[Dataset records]
<<<<

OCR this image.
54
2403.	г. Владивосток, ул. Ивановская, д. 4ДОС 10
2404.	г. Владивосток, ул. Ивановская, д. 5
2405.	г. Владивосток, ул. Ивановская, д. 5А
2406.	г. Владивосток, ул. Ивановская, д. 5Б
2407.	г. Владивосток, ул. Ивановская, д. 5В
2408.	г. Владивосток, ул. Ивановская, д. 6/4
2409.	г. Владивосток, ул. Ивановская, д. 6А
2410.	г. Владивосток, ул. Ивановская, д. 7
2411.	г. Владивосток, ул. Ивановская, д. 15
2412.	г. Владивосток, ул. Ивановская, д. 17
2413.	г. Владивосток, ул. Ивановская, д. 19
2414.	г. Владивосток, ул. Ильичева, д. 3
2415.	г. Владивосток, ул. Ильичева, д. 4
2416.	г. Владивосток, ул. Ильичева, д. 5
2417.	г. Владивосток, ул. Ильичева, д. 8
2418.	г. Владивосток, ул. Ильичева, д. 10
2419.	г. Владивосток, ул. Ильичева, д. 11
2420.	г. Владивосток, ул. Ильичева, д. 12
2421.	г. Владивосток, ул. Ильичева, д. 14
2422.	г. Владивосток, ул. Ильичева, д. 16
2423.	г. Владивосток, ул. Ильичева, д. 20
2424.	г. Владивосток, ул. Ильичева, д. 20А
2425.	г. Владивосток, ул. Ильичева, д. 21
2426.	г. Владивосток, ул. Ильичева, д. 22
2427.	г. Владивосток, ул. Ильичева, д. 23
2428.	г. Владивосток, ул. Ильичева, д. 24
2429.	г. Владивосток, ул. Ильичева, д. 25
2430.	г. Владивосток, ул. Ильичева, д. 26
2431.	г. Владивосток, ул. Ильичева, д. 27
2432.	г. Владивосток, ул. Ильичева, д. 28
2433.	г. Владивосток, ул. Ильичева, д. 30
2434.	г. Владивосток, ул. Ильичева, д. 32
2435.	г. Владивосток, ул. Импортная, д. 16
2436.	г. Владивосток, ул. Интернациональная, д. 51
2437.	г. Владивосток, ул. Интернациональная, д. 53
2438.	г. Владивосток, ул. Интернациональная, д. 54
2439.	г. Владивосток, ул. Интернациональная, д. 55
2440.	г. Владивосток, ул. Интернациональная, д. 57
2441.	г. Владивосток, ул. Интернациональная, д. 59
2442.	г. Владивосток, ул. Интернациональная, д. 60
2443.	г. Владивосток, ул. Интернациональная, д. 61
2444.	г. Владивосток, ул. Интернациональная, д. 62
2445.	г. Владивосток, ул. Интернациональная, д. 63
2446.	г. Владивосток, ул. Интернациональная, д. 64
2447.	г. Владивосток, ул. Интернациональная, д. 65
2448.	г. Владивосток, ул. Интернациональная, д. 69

>>>>

> Instructions for the task
Using the data above, repeat every line exactly.

> Answer below
OCR this image.
54
2403.	г. Владивосток, ул. Ивановская, д. 4ДОС 10
2404.	г. Владивосток, ул. Ивановская, д. 5
2405.	г. Владивосток, ул. Ивановская, д. 5А
2406.	г. Владивосток, ул. Ивановская, д. 5Б
2407.	г. Владивосток, ул. Ивановская, д. 5В
2408.	г. Владивосток, ул. Ивановская, д. 6/4
2409.	г. Владивосток, ул. Ивановская, д. 6А
2410.	г. Владивосток, ул. Ивановская, д. 7
2411.	г. Владивосток, ул. Ивановская, д. 15
2412.	г. Владивосток, ул. Ивановская, д. 17
2413.	г. Владивосток, ул. Ивановская, д. 19
2414.	г. Владивосток, ул. Ильичева, д. 3
2415.	г. Владивосток, ул. Ильичева, д. 4
2416.	г. Владивосток, ул. Ильичева, д. 5
2417.	г. Владивосток, ул. Ильичева, д. 8
2418.	г. Владивосток, ул. Ильичева, д. 10
2419.	г. Владивосток, ул. Ильичева, д. 11
2420.	г. Владивосток, ул. Ильичева, д. 12
2421.	г. Владивосток, ул. Ильичева, д. 14
2422.	г. Владивосток, ул. Ильичева, д. 16
2423.	г. Владивосток, ул. Ильичева, д. 20
2424.	г. Владивосток, ул. Ильичева, д. 20А
2425.	г. Владивосток, ул. Ильичева, д. 21
2426.	г. Владивосток, ул. Ильичева, д. 22
2427.	г. Владивосток, ул. Ильичева, д. 23
2428.	г. Владивосток, ул. Ильичева, д. 24
2429.	г. Владивосток, ул. Ильичева, д. 25
2430.	г. Владивосток, ул. Ильичева, д. 26
2431.	г. Владивосток, ул. Ильичева, д. 27
2432.	г. Владивосток, ул. Ильичева, д. 28
2433.	г. Владивосток, ул. Ильичева, д. 30
2434.	г. Владивосток, ул. Ильичева, д. 32
2435.	г. Владивосток, ул. Импортная, д. 16
2436.	г. Владивосток, ул. Интернациональная, д. 51
2437.	г. Владивосток, ул. Интернациональная, д. 53
2438.	г. Владивосток, ул. Интернациональная, д. 54
2439.	г. Владивосток, ул. Интернациональная, д. 55
2440.	г. Владивосток, ул. Интернациональная, д. 57
2441.	г. Владивосток, ул. Интернациональная, д. 59
2442.	г. Владивосток, ул. Интернациональная, д. 60
2443.	г. Владивосток, ул. Интернациональная, д. 61
2444.	г. Владивосток, ул. Интернациональная, д. 62
2445.	г. Владивосток, ул. Интернациональная, д. 63
2446.	г. Владивосток, ул. Интернациональная, д. 64
2447.	г. Владивосток, ул. Интернациональная, д. 65
2448.	г. Владивосток, ул. Интернациональная, д. 69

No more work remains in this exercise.